#### [THE REQUEST]
Note each line of the listing that contains the string "text", and copy it.

#### [DATA SHOWN]

####################

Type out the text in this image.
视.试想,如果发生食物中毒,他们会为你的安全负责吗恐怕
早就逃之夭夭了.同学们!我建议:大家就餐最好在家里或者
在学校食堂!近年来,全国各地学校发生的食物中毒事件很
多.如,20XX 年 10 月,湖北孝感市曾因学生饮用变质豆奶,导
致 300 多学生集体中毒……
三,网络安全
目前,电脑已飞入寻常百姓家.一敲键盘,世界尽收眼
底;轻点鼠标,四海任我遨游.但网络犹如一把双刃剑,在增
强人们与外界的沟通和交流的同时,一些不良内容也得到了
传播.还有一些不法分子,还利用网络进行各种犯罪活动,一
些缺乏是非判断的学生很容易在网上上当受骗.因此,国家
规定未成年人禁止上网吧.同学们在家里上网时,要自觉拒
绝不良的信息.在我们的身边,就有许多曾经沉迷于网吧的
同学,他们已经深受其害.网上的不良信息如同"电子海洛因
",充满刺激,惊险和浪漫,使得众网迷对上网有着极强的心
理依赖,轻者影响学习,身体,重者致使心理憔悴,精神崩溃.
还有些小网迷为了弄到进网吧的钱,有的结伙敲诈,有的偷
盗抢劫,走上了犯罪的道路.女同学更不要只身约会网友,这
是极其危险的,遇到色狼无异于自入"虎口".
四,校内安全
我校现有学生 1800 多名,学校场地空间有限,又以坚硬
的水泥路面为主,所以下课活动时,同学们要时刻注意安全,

####################

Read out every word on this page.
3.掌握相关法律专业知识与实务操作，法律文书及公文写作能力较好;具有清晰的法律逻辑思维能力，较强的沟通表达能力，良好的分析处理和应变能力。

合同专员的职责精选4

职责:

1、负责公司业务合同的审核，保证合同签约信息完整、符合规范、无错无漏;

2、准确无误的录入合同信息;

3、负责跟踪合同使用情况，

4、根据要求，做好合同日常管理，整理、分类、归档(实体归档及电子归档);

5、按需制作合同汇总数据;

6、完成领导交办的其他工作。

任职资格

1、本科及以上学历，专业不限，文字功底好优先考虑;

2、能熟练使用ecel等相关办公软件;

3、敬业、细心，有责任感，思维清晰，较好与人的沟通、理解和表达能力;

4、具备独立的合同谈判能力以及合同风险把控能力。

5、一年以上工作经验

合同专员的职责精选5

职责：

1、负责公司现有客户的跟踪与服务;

####################

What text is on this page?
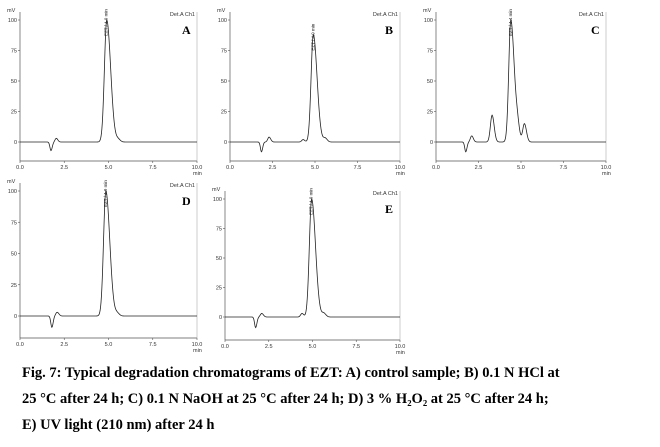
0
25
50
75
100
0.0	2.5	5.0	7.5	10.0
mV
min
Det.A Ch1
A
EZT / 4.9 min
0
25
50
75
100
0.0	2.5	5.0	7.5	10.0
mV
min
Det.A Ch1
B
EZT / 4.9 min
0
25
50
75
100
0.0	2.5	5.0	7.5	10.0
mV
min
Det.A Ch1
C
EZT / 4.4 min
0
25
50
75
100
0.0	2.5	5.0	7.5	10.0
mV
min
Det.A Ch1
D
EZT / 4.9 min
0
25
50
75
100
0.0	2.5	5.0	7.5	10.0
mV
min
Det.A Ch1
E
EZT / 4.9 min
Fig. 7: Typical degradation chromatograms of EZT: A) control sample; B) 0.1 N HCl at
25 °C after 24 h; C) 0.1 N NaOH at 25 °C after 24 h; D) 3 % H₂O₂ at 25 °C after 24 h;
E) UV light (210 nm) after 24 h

####################

#### [SOLUTION FOR THIS TASK]
Type out the text in this image.
What text is on this page?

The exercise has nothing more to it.